**YOUR GOAL**.
Restate every entry word for word.

**GIVEN DATA**.
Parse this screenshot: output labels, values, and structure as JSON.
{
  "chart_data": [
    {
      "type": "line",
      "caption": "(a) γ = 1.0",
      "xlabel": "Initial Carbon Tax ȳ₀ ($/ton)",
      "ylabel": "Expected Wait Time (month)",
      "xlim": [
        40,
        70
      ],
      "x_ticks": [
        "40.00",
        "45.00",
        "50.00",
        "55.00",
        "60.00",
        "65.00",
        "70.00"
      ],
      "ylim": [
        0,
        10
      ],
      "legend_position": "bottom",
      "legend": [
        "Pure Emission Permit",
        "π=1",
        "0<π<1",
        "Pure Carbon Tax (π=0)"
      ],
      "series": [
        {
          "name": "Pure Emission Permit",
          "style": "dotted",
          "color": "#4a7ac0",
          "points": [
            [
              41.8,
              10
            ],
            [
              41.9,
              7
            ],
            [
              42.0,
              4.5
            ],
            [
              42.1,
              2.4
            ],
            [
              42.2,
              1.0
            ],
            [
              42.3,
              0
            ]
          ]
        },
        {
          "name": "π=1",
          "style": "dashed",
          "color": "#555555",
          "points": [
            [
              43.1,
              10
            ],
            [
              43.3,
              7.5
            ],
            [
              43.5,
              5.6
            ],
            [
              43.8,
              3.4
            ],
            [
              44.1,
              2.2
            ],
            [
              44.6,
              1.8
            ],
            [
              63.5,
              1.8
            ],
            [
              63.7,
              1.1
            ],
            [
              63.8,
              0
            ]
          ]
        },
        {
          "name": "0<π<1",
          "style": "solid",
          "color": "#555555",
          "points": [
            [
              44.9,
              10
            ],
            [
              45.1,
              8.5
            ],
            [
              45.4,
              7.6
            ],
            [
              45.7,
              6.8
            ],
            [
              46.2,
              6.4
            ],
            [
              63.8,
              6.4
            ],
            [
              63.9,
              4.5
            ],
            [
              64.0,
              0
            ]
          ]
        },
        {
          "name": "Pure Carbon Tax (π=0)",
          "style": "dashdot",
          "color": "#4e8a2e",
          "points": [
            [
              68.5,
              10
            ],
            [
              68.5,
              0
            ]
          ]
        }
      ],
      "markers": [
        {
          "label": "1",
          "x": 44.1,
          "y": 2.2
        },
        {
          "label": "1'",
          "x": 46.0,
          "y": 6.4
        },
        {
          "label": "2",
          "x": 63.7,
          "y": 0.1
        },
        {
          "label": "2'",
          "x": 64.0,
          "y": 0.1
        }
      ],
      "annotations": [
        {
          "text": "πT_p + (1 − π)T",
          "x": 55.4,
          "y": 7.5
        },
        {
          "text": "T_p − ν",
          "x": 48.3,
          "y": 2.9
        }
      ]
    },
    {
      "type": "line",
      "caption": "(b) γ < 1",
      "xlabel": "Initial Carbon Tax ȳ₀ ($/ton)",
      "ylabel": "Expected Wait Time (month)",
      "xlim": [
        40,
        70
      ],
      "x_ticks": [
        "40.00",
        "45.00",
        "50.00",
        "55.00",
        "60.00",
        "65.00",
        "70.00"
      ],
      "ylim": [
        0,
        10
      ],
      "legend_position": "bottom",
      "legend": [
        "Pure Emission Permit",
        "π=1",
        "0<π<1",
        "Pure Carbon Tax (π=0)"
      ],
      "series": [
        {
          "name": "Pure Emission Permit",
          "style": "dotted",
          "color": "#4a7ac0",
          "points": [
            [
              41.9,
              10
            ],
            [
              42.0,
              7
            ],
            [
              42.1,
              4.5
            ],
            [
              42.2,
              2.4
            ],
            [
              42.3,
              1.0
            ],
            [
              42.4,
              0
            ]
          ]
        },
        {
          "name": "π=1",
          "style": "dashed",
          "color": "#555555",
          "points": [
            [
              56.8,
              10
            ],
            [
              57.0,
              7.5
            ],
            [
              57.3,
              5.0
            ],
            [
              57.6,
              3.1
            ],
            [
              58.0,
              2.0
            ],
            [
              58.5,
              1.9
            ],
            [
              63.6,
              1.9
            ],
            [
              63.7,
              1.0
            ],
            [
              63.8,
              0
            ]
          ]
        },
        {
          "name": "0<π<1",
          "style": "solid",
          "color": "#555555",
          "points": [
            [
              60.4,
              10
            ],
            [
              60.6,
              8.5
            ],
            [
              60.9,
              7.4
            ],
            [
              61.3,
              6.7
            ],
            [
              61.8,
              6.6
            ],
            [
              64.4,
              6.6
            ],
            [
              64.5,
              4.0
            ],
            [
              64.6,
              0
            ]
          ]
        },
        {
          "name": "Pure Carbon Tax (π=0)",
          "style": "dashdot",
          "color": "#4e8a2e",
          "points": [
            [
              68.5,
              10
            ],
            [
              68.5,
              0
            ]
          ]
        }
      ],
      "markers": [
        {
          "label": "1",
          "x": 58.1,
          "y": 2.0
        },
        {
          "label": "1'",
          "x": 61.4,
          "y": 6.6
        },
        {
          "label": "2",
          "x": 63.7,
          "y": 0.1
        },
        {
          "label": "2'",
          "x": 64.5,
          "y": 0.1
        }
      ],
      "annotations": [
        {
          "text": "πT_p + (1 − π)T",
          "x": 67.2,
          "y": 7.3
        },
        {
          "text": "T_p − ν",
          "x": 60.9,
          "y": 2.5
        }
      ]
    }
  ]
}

**RESULT**.
Parse this screenshot: output labels, values, and structure as JSON.
{
  "chart_data": [
    {
      "type": "line",
      "caption": "(a) γ = 1.0",
      "xlabel": "Initial Carbon Tax ȳ₀ ($/ton)",
      "ylabel": "Expected Wait Time (month)",
      "xlim": [
        40,
        70
      ],
      "x_ticks": [
        "40.00",
        "45.00",
        "50.00",
        "55.00",
        "60.00",
        "65.00",
        "70.00"
      ],
      "ylim": [
        0,
        10
      ],
      "legend_position": "bottom",
      "legend": [
        "Pure Emission Permit",
        "π=1",
        "0<π<1",
        "Pure Carbon Tax (π=0)"
      ],
      "series": [
        {
          "name": "Pure Emission Permit",
          "style": "dotted",
          "color": "#4a7ac0",
          "points": [
            [
              41.8,
              10
            ],
            [
              41.9,
              7
            ],
            [
              42.0,
              4.5
            ],
            [
              42.1,
              2.4
            ],
            [
              42.2,
              1.0
            ],
            [
              42.3,
              0
            ]
          ]
        },
        {
          "name": "π=1",
          "style": "dashed",
          "color": "#555555",
          "points": [
            [
              43.1,
              10
            ],
            [
              43.3,
              7.5
            ],
            [
              43.5,
              5.6
            ],
            [
              43.8,
              3.4
            ],
            [
              44.1,
              2.2
            ],
            [
              44.6,
              1.8
            ],
            [
              63.5,
              1.8
            ],
            [
              63.7,
              1.1
            ],
            [
              63.8,
              0
            ]
          ]
        },
        {
          "name": "0<π<1",
          "style": "solid",
          "color": "#555555",
          "points": [
            [
              44.9,
              10
            ],
            [
              45.1,
              8.5
            ],
            [
              45.4,
              7.6
            ],
            [
              45.7,
              6.8
            ],
            [
              46.2,
              6.4
            ],
            [
              63.8,
              6.4
            ],
            [
              63.9,
              4.5
            ],
            [
              64.0,
              0
            ]
          ]
        },
        {
          "name": "Pure Carbon Tax (π=0)",
          "style": "dashdot",
          "color": "#4e8a2e",
          "points": [
            [
              68.5,
              10
            ],
            [
              68.5,
              0
            ]
          ]
        }
      ],
      "markers": [
        {
          "label": "1",
          "x": 44.1,
          "y": 2.2
        },
        {
          "label": "1'",
          "x": 46.0,
          "y": 6.4
        },
        {
          "label": "2",
          "x": 63.7,
          "y": 0.1
        },
        {
          "label": "2'",
          "x": 64.0,
          "y": 0.1
        }
      ],
      "annotations": [
        {
          "text": "πT_p + (1 − π)T",
          "x": 55.4,
          "y": 7.5
        },
        {
          "text": "T_p − ν",
          "x": 48.3,
          "y": 2.9
        }
      ]
    },
    {
      "type": "line",
      "caption": "(b) γ < 1",
      "xlabel": "Initial Carbon Tax ȳ₀ ($/ton)",
      "ylabel": "Expected Wait Time (month)",
      "xlim": [
        40,
        70
      ],
      "x_ticks": [
        "40.00",
        "45.00",
        "50.00",
        "55.00",
        "60.00",
        "65.00",
        "70.00"
      ],
      "ylim": [
        0,
        10
      ],
      "legend_position": "bottom",
      "legend": [
        "Pure Emission Permit",
        "π=1",
        "0<π<1",
        "Pure Carbon Tax (π=0)"
      ],
      "series": [
        {
          "name": "Pure Emission Permit",
          "style": "dotted",
          "color": "#4a7ac0",
          "points": [
            [
              41.9,
              10
            ],
            [
              42.0,
              7
            ],
            [
              42.1,
              4.5
            ],
            [
              42.2,
              2.4
            ],
            [
              42.3,
              1.0
            ],
            [
              42.4,
              0
            ]
          ]
        },
        {
          "name": "π=1",
          "style": "dashed",
          "color": "#555555",
          "points": [
            [
              56.8,
              10
            ],
            [
              57.0,
              7.5
            ],
            [
              57.3,
              5.0
            ],
            [
              57.6,
              3.1
            ],
            [
              58.0,
              2.0
            ],
            [
              58.5,
              1.9
            ],
            [
              63.6,
              1.9
            ],
            [
              63.7,
              1.0
            ],
            [
              63.8,
              0
            ]
          ]
        },
        {
          "name": "0<π<1",
          "style": "solid",
          "color": "#555555",
          "points": [
            [
              60.4,
              10
            ],
            [
              60.6,
              8.5
            ],
            [
              60.9,
              7.4
            ],
            [
              61.3,
              6.7
            ],
            [
              61.8,
              6.6
            ],
            [
              64.4,
              6.6
            ],
            [
              64.5,
              4.0
            ],
            [
              64.6,
              0
            ]
          ]
        },
        {
          "name": "Pure Carbon Tax (π=0)",
          "style": "dashdot",
          "color": "#4e8a2e",
          "points": [
            [
              68.5,
              10
            ],
            [
              68.5,
              0
            ]
          ]
        }
      ],
      "markers": [
        {
          "label": "1",
          "x": 58.1,
          "y": 2.0
        },
        {
          "label": "1'",
          "x": 61.4,
          "y": 6.6
        },
        {
          "label": "2",
          "x": 63.7,
          "y": 0.1
        },
        {
          "label": "2'",
          "x": 64.5,
          "y": 0.1
        }
      ],
      "annotations": [
        {
          "text": "πT_p + (1 − π)T",
          "x": 67.2,
          "y": 7.3
        },
        {
          "text": "T_p − ν",
          "x": 60.9,
          "y": 2.5
        }
      ]
    }
  ]
}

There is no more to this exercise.